TASK TO CARRY OUT:
Read the listing below and copy out every line that holds "highlight".

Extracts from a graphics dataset
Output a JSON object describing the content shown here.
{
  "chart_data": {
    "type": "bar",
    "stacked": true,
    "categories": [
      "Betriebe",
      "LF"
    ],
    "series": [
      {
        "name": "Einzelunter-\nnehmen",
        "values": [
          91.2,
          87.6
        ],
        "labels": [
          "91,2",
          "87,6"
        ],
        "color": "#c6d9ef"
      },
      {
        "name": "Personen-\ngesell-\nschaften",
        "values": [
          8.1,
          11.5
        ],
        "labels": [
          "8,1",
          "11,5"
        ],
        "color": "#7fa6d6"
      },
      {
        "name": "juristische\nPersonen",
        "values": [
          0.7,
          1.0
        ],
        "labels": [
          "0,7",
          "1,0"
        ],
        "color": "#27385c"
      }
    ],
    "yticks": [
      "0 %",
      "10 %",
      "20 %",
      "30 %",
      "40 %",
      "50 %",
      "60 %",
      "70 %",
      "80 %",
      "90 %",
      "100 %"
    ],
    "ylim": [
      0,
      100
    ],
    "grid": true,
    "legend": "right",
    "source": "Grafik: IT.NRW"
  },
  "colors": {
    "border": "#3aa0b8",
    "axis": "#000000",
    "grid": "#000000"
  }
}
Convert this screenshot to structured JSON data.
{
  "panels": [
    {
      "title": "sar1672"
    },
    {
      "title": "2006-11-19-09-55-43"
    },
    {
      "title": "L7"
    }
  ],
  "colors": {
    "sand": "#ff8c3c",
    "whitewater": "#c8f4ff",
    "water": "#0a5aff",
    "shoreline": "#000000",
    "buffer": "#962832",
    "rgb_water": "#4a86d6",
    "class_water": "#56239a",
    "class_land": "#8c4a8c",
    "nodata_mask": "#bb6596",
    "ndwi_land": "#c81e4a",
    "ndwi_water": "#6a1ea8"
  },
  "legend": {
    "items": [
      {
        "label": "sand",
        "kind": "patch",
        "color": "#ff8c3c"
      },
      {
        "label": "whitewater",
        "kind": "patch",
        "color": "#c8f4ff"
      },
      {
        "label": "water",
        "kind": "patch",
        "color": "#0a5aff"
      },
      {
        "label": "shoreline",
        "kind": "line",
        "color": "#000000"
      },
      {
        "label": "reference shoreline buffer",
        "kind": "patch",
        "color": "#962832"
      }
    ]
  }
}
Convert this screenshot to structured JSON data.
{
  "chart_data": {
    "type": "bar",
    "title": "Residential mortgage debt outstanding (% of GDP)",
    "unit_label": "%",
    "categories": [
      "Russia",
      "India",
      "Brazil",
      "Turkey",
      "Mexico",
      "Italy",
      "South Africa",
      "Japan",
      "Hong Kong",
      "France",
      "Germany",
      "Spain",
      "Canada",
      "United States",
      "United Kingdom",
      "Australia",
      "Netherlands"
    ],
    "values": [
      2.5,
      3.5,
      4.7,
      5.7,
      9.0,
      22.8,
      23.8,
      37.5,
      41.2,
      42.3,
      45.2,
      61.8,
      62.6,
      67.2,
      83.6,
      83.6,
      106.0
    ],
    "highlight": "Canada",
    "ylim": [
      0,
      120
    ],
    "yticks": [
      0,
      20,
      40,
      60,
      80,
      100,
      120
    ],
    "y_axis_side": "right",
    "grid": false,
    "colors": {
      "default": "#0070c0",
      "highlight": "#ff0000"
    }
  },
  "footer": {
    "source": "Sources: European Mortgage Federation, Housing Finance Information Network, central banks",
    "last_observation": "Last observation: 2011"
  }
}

RESULT BELOW:
    "highlight": "Canada",
      "highlight": "#ff0000"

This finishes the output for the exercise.